● **WHAT YOU HAVE TO DO**
Each line that holds the word "xlabel" should be returned.

● **RAW RECORDS**
########################################

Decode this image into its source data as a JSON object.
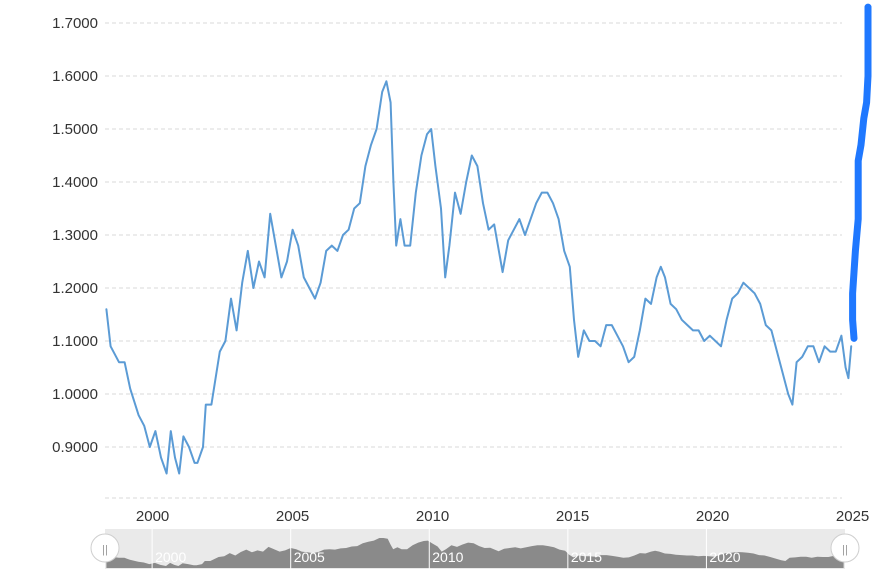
{
  "chart_data": {
    "type": "line",
    "title": "",
    "xlabel": "",
    "ylabel": "",
    "xlim": [
      1998.3,
      2025.0
    ],
    "ylim": [
      0.8,
      1.72
    ],
    "y_ticks": [
      0.9,
      1.0,
      1.1,
      1.2,
      1.3,
      1.4,
      1.5,
      1.6,
      1.7
    ],
    "y_tick_labels": [
      "0.9000",
      "1.0000",
      "1.1000",
      "1.2000",
      "1.3000",
      "1.4000",
      "1.5000",
      "1.6000",
      "1.7000"
    ],
    "x_ticks": [
      2000,
      2005,
      2010,
      2015,
      2020,
      2025
    ],
    "x_tick_labels": [
      "2000",
      "2005",
      "2010",
      "2015",
      "2020",
      "2025"
    ],
    "grid": true,
    "legend": "none",
    "series": [
      {
        "color": "#5b9bd5",
        "points": [
          [
            1998.35,
            1.16
          ],
          [
            1998.5,
            1.09
          ],
          [
            1998.8,
            1.06
          ],
          [
            1999.0,
            1.06
          ],
          [
            1999.2,
            1.01
          ],
          [
            1999.5,
            0.96
          ],
          [
            1999.7,
            0.94
          ],
          [
            1999.9,
            0.9
          ],
          [
            2000.1,
            0.93
          ],
          [
            2000.3,
            0.88
          ],
          [
            2000.5,
            0.85
          ],
          [
            2000.65,
            0.93
          ],
          [
            2000.8,
            0.88
          ],
          [
            2000.95,
            0.85
          ],
          [
            2001.1,
            0.92
          ],
          [
            2001.3,
            0.9
          ],
          [
            2001.5,
            0.87
          ],
          [
            2001.6,
            0.87
          ],
          [
            2001.8,
            0.9
          ],
          [
            2001.9,
            0.98
          ],
          [
            2002.1,
            0.98
          ],
          [
            2002.4,
            1.08
          ],
          [
            2002.6,
            1.1
          ],
          [
            2002.8,
            1.18
          ],
          [
            2003.0,
            1.12
          ],
          [
            2003.2,
            1.21
          ],
          [
            2003.4,
            1.27
          ],
          [
            2003.6,
            1.2
          ],
          [
            2003.8,
            1.25
          ],
          [
            2004.0,
            1.22
          ],
          [
            2004.2,
            1.34
          ],
          [
            2004.4,
            1.28
          ],
          [
            2004.6,
            1.22
          ],
          [
            2004.8,
            1.25
          ],
          [
            2005.0,
            1.31
          ],
          [
            2005.2,
            1.28
          ],
          [
            2005.4,
            1.22
          ],
          [
            2005.6,
            1.2
          ],
          [
            2005.8,
            1.18
          ],
          [
            2006.0,
            1.21
          ],
          [
            2006.2,
            1.27
          ],
          [
            2006.4,
            1.28
          ],
          [
            2006.6,
            1.27
          ],
          [
            2006.8,
            1.3
          ],
          [
            2007.0,
            1.31
          ],
          [
            2007.2,
            1.35
          ],
          [
            2007.4,
            1.36
          ],
          [
            2007.6,
            1.43
          ],
          [
            2007.8,
            1.47
          ],
          [
            2008.0,
            1.5
          ],
          [
            2008.2,
            1.57
          ],
          [
            2008.35,
            1.59
          ],
          [
            2008.5,
            1.55
          ],
          [
            2008.6,
            1.4
          ],
          [
            2008.7,
            1.28
          ],
          [
            2008.85,
            1.33
          ],
          [
            2009.0,
            1.28
          ],
          [
            2009.2,
            1.28
          ],
          [
            2009.4,
            1.38
          ],
          [
            2009.6,
            1.45
          ],
          [
            2009.8,
            1.49
          ],
          [
            2009.95,
            1.5
          ],
          [
            2010.1,
            1.43
          ],
          [
            2010.3,
            1.35
          ],
          [
            2010.45,
            1.22
          ],
          [
            2010.6,
            1.28
          ],
          [
            2010.8,
            1.38
          ],
          [
            2011.0,
            1.34
          ],
          [
            2011.2,
            1.4
          ],
          [
            2011.4,
            1.45
          ],
          [
            2011.6,
            1.43
          ],
          [
            2011.8,
            1.36
          ],
          [
            2012.0,
            1.31
          ],
          [
            2012.2,
            1.32
          ],
          [
            2012.5,
            1.23
          ],
          [
            2012.7,
            1.29
          ],
          [
            2012.9,
            1.31
          ],
          [
            2013.1,
            1.33
          ],
          [
            2013.3,
            1.3
          ],
          [
            2013.5,
            1.33
          ],
          [
            2013.7,
            1.36
          ],
          [
            2013.9,
            1.38
          ],
          [
            2014.1,
            1.38
          ],
          [
            2014.3,
            1.36
          ],
          [
            2014.5,
            1.33
          ],
          [
            2014.7,
            1.27
          ],
          [
            2014.9,
            1.24
          ],
          [
            2015.05,
            1.14
          ],
          [
            2015.2,
            1.07
          ],
          [
            2015.4,
            1.12
          ],
          [
            2015.6,
            1.1
          ],
          [
            2015.8,
            1.1
          ],
          [
            2016.0,
            1.09
          ],
          [
            2016.2,
            1.13
          ],
          [
            2016.4,
            1.13
          ],
          [
            2016.6,
            1.11
          ],
          [
            2016.8,
            1.09
          ],
          [
            2017.0,
            1.06
          ],
          [
            2017.2,
            1.07
          ],
          [
            2017.4,
            1.12
          ],
          [
            2017.6,
            1.18
          ],
          [
            2017.8,
            1.17
          ],
          [
            2018.0,
            1.22
          ],
          [
            2018.15,
            1.24
          ],
          [
            2018.3,
            1.22
          ],
          [
            2018.5,
            1.17
          ],
          [
            2018.7,
            1.16
          ],
          [
            2018.9,
            1.14
          ],
          [
            2019.1,
            1.13
          ],
          [
            2019.3,
            1.12
          ],
          [
            2019.5,
            1.12
          ],
          [
            2019.7,
            1.1
          ],
          [
            2019.9,
            1.11
          ],
          [
            2020.1,
            1.1
          ],
          [
            2020.3,
            1.09
          ],
          [
            2020.5,
            1.14
          ],
          [
            2020.7,
            1.18
          ],
          [
            2020.9,
            1.19
          ],
          [
            2021.1,
            1.21
          ],
          [
            2021.3,
            1.2
          ],
          [
            2021.5,
            1.19
          ],
          [
            2021.7,
            1.17
          ],
          [
            2021.9,
            1.13
          ],
          [
            2022.1,
            1.12
          ],
          [
            2022.3,
            1.08
          ],
          [
            2022.5,
            1.04
          ],
          [
            2022.7,
            1.0
          ],
          [
            2022.85,
            0.98
          ],
          [
            2023.0,
            1.06
          ],
          [
            2023.2,
            1.07
          ],
          [
            2023.4,
            1.09
          ],
          [
            2023.6,
            1.09
          ],
          [
            2023.8,
            1.06
          ],
          [
            2024.0,
            1.09
          ],
          [
            2024.2,
            1.08
          ],
          [
            2024.4,
            1.08
          ],
          [
            2024.6,
            1.11
          ],
          [
            2024.75,
            1.05
          ],
          [
            2024.85,
            1.03
          ],
          [
            2024.95,
            1.09
          ]
        ]
      },
      {
        "color": "#1f78ff",
        "points": [
          [
            2025.05,
            1.105
          ],
          [
            2025.0,
            1.14
          ],
          [
            2025.0,
            1.19
          ],
          [
            2025.05,
            1.23
          ],
          [
            2025.1,
            1.27
          ],
          [
            2025.2,
            1.33
          ],
          [
            2025.2,
            1.44
          ],
          [
            2025.3,
            1.47
          ],
          [
            2025.4,
            1.52
          ],
          [
            2025.5,
            1.55
          ],
          [
            2025.55,
            1.6
          ],
          [
            2025.55,
            1.73
          ]
        ]
      }
    ]
  },
  "navigator": {
    "labels": [
      "2000",
      "2005",
      "2010",
      "2015",
      "2020"
    ],
    "label_years": [
      2000,
      2005,
      2010,
      2015,
      2020
    ],
    "handle_glyph": "||"
  }
}
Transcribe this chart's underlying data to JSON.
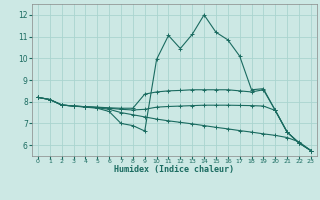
{
  "xlabel": "Humidex (Indice chaleur)",
  "bg_color": "#cce8e4",
  "grid_color": "#aad4cf",
  "line_color": "#1a6b60",
  "xlim": [
    -0.5,
    23.5
  ],
  "ylim": [
    5.5,
    12.5
  ],
  "xticks": [
    0,
    1,
    2,
    3,
    4,
    5,
    6,
    7,
    8,
    9,
    10,
    11,
    12,
    13,
    14,
    15,
    16,
    17,
    18,
    19,
    20,
    21,
    22,
    23
  ],
  "yticks": [
    6,
    7,
    8,
    9,
    10,
    11,
    12
  ],
  "lines": [
    {
      "x": [
        0,
        1,
        2,
        3,
        4,
        5,
        6,
        7,
        8,
        9,
        10,
        11,
        12,
        13,
        14,
        15,
        16,
        17,
        18,
        19,
        20,
        21,
        22,
        23
      ],
      "y": [
        8.2,
        8.1,
        7.85,
        7.8,
        7.75,
        7.7,
        7.55,
        7.0,
        6.9,
        6.65,
        9.95,
        11.05,
        10.45,
        11.1,
        12.0,
        11.2,
        10.85,
        10.1,
        8.55,
        8.6,
        7.6,
        6.6,
        6.1,
        5.75
      ]
    },
    {
      "x": [
        0,
        1,
        2,
        3,
        4,
        5,
        6,
        7,
        8,
        9,
        10,
        11,
        12,
        13,
        14,
        15,
        16,
        17,
        18,
        19,
        20,
        21,
        22,
        23
      ],
      "y": [
        8.2,
        8.1,
        7.85,
        7.8,
        7.77,
        7.75,
        7.72,
        7.7,
        7.7,
        8.35,
        8.45,
        8.5,
        8.52,
        8.55,
        8.55,
        8.55,
        8.55,
        8.5,
        8.45,
        8.55,
        7.6,
        6.6,
        6.1,
        5.75
      ]
    },
    {
      "x": [
        0,
        1,
        2,
        3,
        4,
        5,
        6,
        7,
        8,
        9,
        10,
        11,
        12,
        13,
        14,
        15,
        16,
        17,
        18,
        19,
        20,
        21,
        22,
        23
      ],
      "y": [
        8.2,
        8.1,
        7.85,
        7.8,
        7.77,
        7.74,
        7.7,
        7.65,
        7.62,
        7.65,
        7.75,
        7.78,
        7.8,
        7.82,
        7.84,
        7.84,
        7.84,
        7.83,
        7.82,
        7.8,
        7.6,
        6.6,
        6.1,
        5.75
      ]
    },
    {
      "x": [
        0,
        1,
        2,
        3,
        4,
        5,
        6,
        7,
        8,
        9,
        10,
        11,
        12,
        13,
        14,
        15,
        16,
        17,
        18,
        19,
        20,
        21,
        22,
        23
      ],
      "y": [
        8.2,
        8.1,
        7.85,
        7.8,
        7.77,
        7.72,
        7.65,
        7.5,
        7.4,
        7.3,
        7.2,
        7.12,
        7.05,
        6.98,
        6.9,
        6.82,
        6.75,
        6.67,
        6.6,
        6.52,
        6.45,
        6.35,
        6.15,
        5.75
      ]
    }
  ]
}
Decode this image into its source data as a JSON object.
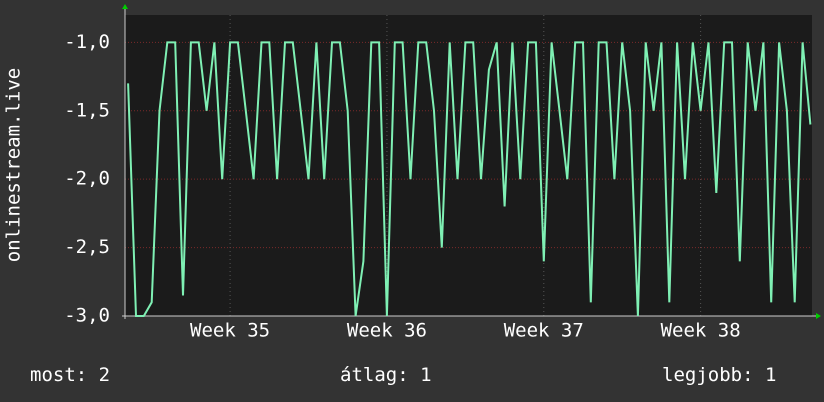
{
  "chart_data": {
    "type": "line",
    "y_label": "onlinestream.live",
    "x": [
      34.85,
      34.9,
      34.95,
      35,
      35.05,
      35.1,
      35.15,
      35.2,
      35.25,
      35.3,
      35.35,
      35.4,
      35.45,
      35.5,
      35.55,
      35.6,
      35.65,
      35.7,
      35.75,
      35.8,
      35.85,
      35.9,
      35.95,
      36,
      36.05,
      36.1,
      36.15,
      36.2,
      36.25,
      36.3,
      36.35,
      36.4,
      36.45,
      36.5,
      36.55,
      36.6,
      36.65,
      36.7,
      36.75,
      36.8,
      36.85,
      36.9,
      36.95,
      37,
      37.05,
      37.1,
      37.15,
      37.2,
      37.25,
      37.3,
      37.35,
      37.4,
      37.45,
      37.5,
      37.55,
      37.6,
      37.65,
      37.7,
      37.75,
      37.8,
      37.85,
      37.9,
      37.95,
      38,
      38.05,
      38.1,
      38.15,
      38.2,
      38.25,
      38.3,
      38.35,
      38.4,
      38.45,
      38.5,
      38.55,
      38.6,
      38.65,
      38.7,
      38.75,
      38.8,
      38.85,
      38.9,
      38.95,
      39,
      39.05,
      39.1,
      39.15,
      39.2
    ],
    "series": [
      {
        "color": "#7ff0b4",
        "values": [
          -1.3,
          -3,
          -3,
          -2.9,
          -1.5,
          -1,
          -1,
          -2.85,
          -1,
          -1,
          -1.5,
          -1,
          -2,
          -1,
          -1,
          -1.5,
          -2,
          -1,
          -1,
          -2,
          -1,
          -1,
          -1.5,
          -2,
          -1,
          -2,
          -1,
          -1,
          -1.5,
          -3,
          -2.6,
          -1,
          -1,
          -3,
          -1,
          -1,
          -2,
          -1,
          -1,
          -1.5,
          -2.5,
          -1,
          -2,
          -1,
          -1,
          -2,
          -1.2,
          -1,
          -2.2,
          -1,
          -2,
          -1,
          -1,
          -2.6,
          -1,
          -1.5,
          -2,
          -1,
          -1,
          -2.9,
          -1,
          -1,
          -2,
          -1,
          -1.5,
          -3,
          -1,
          -1.5,
          -1,
          -2.9,
          -1,
          -2,
          -1,
          -1.5,
          -1,
          -2.1,
          -1,
          -1,
          -2.6,
          -1,
          -1.5,
          -1,
          -2.9,
          -1,
          -1.5,
          -2.9,
          -1,
          -1.6
        ]
      }
    ],
    "xlim": [
      34.83,
      39.21
    ],
    "xticks": [
      {
        "value": 35.5,
        "label": "Week 35"
      },
      {
        "value": 36.5,
        "label": "Week 36"
      },
      {
        "value": 37.5,
        "label": "Week 37"
      },
      {
        "value": 38.5,
        "label": "Week 38"
      }
    ],
    "ylim": [
      -3.0,
      -0.8
    ],
    "yticks": [
      {
        "value": -3.0,
        "label": "-3,0"
      },
      {
        "value": -2.5,
        "label": "-2,5"
      },
      {
        "value": -2.0,
        "label": "-2,0"
      },
      {
        "value": -1.5,
        "label": "-1,5"
      },
      {
        "value": -1.0,
        "label": "-1,0"
      }
    ],
    "grid": true,
    "footer": [
      {
        "label": "most:",
        "value": 2
      },
      {
        "label": "átlag:",
        "value": 1
      },
      {
        "label": "legjobb:",
        "value": 1
      }
    ]
  }
}
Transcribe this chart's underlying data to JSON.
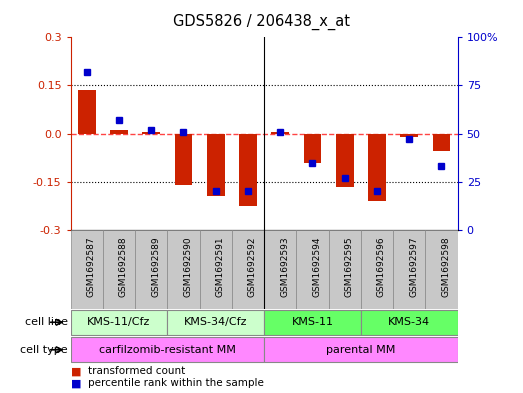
{
  "title": "GDS5826 / 206438_x_at",
  "samples": [
    "GSM1692587",
    "GSM1692588",
    "GSM1692589",
    "GSM1692590",
    "GSM1692591",
    "GSM1692592",
    "GSM1692593",
    "GSM1692594",
    "GSM1692595",
    "GSM1692596",
    "GSM1692597",
    "GSM1692598"
  ],
  "transformed_count": [
    0.135,
    0.01,
    0.005,
    -0.16,
    -0.195,
    -0.225,
    0.005,
    -0.09,
    -0.165,
    -0.21,
    -0.01,
    -0.055
  ],
  "percentile_rank": [
    82,
    57,
    52,
    51,
    20,
    20,
    51,
    35,
    27,
    20,
    47,
    33
  ],
  "ylim_left": [
    -0.3,
    0.3
  ],
  "ylim_right": [
    0,
    100
  ],
  "yticks_left": [
    -0.3,
    -0.15,
    0.0,
    0.15,
    0.3
  ],
  "yticks_right": [
    0,
    25,
    50,
    75,
    100
  ],
  "hlines_dotted": [
    0.15,
    -0.15
  ],
  "hline_dashed": 0.0,
  "cell_line_groups": [
    {
      "label": "KMS-11/Cfz",
      "start": 0,
      "end": 3,
      "color": "#CCFFCC"
    },
    {
      "label": "KMS-34/Cfz",
      "start": 3,
      "end": 6,
      "color": "#CCFFCC"
    },
    {
      "label": "KMS-11",
      "start": 6,
      "end": 9,
      "color": "#66FF66"
    },
    {
      "label": "KMS-34",
      "start": 9,
      "end": 12,
      "color": "#66FF66"
    }
  ],
  "cell_type_groups": [
    {
      "label": "carfilzomib-resistant MM",
      "start": 0,
      "end": 6,
      "color": "#FF88FF"
    },
    {
      "label": "parental MM",
      "start": 6,
      "end": 12,
      "color": "#FF88FF"
    }
  ],
  "sample_bg": "#C8C8C8",
  "bar_color": "#CC2200",
  "dot_color": "#0000CC",
  "background_color": "#ffffff",
  "zero_line_color": "#FF4444",
  "bar_width": 0.55,
  "legend_items": [
    {
      "label": "transformed count",
      "color": "#CC2200"
    },
    {
      "label": "percentile rank within the sample",
      "color": "#0000CC"
    }
  ]
}
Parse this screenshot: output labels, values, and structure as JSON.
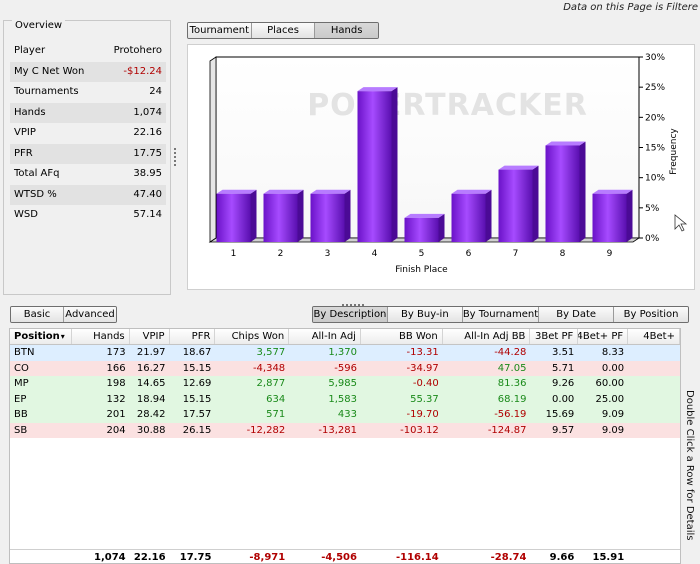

########################################

● **THE SOLUTION**
    "xlabel": "",
  "xlabel": "Humidex (Indice chaleur)",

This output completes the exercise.